● **Input records**
Segment Open

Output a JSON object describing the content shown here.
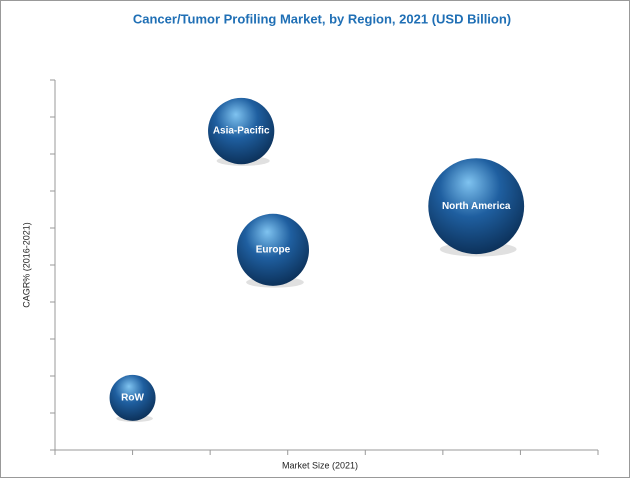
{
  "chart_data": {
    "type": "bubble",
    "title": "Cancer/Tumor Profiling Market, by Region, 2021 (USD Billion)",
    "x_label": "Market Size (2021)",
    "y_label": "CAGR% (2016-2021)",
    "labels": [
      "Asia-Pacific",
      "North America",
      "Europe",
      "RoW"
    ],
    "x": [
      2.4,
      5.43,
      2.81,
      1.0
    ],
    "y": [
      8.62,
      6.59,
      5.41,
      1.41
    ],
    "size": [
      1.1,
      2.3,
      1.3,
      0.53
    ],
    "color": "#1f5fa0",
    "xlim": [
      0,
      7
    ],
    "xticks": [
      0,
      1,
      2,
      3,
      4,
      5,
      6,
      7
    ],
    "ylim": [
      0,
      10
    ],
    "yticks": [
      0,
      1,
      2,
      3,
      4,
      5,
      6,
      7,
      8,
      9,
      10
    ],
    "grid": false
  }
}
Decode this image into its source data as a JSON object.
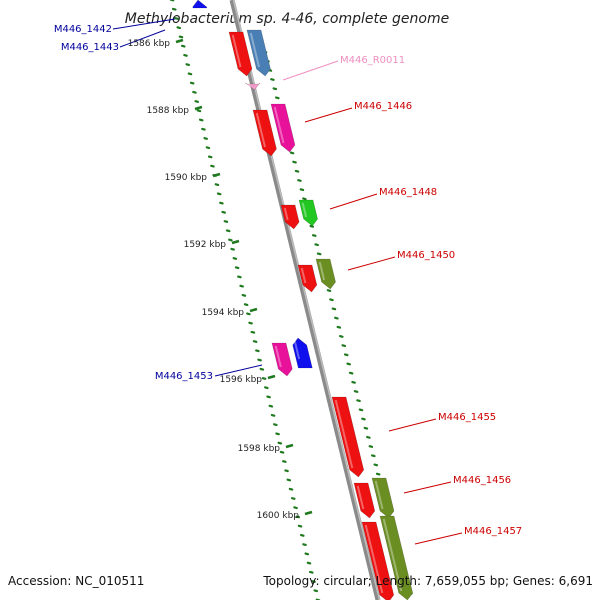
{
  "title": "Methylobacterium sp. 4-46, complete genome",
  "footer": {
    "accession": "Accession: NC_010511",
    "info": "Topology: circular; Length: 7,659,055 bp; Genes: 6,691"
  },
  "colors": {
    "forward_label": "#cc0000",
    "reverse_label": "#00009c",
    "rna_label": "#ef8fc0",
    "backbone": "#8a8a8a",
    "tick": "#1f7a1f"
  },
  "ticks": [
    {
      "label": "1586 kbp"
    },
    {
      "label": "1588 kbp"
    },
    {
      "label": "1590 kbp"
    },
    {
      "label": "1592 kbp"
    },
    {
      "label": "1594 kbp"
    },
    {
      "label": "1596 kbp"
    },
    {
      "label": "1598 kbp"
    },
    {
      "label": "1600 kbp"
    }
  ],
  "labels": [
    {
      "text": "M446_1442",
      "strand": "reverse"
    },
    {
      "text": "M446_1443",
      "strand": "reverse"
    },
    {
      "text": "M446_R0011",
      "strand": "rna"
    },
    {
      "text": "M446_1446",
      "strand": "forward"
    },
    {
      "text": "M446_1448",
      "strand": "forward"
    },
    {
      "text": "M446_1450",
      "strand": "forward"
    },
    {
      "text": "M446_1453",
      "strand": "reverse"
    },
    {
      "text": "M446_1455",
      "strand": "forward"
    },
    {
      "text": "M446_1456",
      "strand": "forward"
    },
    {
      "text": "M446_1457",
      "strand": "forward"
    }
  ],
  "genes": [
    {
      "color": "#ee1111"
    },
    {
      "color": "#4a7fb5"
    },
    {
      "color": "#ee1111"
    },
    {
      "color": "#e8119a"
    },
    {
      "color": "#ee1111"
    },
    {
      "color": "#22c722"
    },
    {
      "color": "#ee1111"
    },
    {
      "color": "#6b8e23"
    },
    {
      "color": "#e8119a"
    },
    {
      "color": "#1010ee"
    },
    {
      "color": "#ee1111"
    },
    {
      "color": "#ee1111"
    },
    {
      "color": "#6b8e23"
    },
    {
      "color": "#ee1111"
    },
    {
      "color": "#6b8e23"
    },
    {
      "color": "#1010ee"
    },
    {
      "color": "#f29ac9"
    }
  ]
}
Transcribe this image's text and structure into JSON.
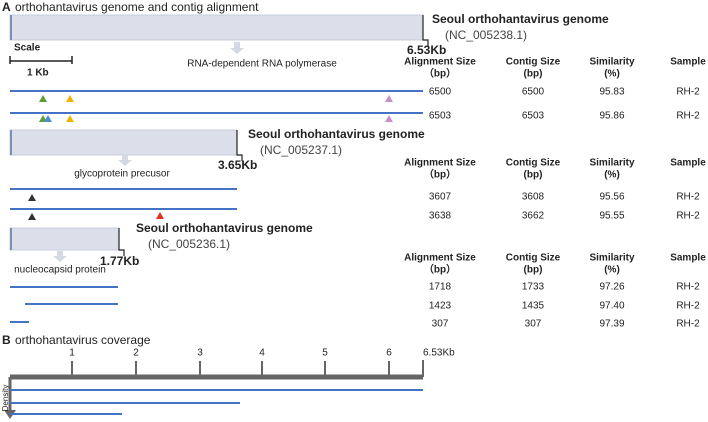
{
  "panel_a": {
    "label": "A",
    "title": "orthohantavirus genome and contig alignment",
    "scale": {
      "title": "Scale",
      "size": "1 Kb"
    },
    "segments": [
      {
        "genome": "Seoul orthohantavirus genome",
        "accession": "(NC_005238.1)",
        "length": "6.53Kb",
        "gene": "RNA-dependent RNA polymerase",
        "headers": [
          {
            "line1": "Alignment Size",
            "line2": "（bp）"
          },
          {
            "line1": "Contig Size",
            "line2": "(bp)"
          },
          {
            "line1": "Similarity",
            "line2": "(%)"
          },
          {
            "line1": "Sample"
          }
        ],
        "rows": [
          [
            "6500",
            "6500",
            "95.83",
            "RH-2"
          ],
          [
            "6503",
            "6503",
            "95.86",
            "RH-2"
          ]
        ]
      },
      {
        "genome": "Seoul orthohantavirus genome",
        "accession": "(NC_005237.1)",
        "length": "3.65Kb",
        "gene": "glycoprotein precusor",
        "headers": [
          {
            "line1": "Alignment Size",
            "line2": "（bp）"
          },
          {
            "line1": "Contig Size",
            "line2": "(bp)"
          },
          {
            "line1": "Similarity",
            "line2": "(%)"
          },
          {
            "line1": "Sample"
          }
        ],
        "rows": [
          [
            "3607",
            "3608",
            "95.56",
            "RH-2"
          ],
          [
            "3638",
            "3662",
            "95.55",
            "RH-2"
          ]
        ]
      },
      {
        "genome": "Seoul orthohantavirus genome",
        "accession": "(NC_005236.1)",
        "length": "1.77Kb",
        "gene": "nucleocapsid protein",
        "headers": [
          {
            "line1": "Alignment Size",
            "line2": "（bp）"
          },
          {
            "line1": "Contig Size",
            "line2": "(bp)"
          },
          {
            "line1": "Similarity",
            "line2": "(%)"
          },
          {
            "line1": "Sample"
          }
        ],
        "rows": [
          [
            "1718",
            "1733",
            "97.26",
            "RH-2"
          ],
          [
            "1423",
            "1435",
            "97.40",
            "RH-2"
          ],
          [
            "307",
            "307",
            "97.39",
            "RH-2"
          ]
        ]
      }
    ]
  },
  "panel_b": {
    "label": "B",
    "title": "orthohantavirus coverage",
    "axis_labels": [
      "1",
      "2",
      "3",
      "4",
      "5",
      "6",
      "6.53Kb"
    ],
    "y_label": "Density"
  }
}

Segment Closed
Segment Open

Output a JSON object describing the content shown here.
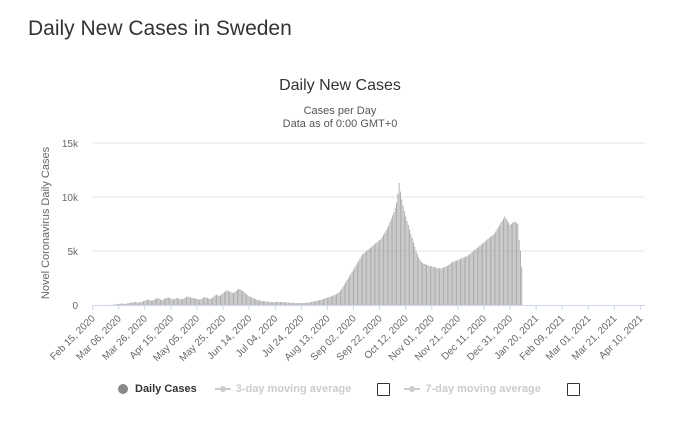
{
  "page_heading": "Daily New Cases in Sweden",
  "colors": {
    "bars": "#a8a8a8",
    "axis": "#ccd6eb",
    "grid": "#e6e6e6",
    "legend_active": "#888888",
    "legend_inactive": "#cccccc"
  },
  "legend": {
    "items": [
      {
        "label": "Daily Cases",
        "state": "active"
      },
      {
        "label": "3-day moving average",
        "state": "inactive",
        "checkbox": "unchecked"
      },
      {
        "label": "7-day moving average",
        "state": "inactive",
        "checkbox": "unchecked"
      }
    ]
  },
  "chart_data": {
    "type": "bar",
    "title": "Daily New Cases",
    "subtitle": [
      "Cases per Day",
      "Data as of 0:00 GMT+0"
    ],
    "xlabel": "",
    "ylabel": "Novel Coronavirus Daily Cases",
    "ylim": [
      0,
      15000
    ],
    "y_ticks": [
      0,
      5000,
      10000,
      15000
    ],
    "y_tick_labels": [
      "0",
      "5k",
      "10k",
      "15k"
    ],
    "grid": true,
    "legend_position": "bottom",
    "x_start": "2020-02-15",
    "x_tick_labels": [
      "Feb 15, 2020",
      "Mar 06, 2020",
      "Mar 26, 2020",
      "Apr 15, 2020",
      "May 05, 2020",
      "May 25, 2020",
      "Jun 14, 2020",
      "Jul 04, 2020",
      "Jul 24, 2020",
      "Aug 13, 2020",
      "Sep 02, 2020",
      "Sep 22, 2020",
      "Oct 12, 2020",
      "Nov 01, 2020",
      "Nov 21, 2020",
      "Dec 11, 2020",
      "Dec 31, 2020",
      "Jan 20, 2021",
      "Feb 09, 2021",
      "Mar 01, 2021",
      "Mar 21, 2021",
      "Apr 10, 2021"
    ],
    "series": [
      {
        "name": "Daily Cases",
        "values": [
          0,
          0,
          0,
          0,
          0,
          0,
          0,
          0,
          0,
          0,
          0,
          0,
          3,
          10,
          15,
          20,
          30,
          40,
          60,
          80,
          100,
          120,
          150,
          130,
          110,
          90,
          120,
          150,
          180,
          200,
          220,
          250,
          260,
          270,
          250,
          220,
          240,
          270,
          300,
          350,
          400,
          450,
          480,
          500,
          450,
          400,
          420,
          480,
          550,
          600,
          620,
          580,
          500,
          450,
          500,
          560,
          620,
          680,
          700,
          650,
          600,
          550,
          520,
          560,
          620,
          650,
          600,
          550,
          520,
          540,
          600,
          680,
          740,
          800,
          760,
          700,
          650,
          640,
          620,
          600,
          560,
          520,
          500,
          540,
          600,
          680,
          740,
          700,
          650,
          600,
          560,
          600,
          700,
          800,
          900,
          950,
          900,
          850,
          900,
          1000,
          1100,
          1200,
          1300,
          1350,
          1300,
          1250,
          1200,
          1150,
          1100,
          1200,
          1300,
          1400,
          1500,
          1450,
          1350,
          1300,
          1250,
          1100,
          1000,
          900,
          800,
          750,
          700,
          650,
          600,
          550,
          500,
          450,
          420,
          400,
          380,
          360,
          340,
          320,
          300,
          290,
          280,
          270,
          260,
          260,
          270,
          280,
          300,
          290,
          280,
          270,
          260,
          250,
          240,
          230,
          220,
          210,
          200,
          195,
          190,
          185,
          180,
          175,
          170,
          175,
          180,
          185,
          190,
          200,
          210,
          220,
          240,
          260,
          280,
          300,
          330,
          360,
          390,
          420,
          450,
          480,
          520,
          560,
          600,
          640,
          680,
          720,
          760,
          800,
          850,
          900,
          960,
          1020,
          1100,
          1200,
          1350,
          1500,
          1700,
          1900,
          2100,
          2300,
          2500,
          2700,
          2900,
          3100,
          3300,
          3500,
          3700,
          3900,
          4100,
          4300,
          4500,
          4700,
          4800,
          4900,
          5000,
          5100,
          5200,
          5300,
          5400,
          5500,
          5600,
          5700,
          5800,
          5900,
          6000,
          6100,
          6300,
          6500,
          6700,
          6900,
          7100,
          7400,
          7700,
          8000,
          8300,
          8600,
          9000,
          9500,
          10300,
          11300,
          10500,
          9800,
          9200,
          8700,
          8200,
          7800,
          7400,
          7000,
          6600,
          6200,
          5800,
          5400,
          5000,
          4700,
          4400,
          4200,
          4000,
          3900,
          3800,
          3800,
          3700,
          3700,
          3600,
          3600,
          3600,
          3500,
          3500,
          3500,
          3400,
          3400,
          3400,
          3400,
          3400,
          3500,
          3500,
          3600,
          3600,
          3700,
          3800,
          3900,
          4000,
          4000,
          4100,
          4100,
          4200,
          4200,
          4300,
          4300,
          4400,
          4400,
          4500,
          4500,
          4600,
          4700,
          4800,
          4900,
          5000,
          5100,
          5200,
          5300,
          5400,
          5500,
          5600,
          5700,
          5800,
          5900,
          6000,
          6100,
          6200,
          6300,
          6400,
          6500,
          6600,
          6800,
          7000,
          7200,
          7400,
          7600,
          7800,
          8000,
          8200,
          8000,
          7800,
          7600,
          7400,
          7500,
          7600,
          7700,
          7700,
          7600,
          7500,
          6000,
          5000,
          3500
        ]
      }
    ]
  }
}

Segment Closed

● **Work task**
Give every line of the material that includes the string "text".

● **Output for this exercise**
      "text": "M446_1442",
      "text": "M446_1443",
      "text": "M446_R0011",
      "text": "M446_1446",
      "text": "M446_1448",
      "text": "M446_1450",
      "text": "M446_1453",
      "text": "M446_1455",
      "text": "M446_1456",
      "text": "M446_1457",
Transcribe this image's text and structure into JSON.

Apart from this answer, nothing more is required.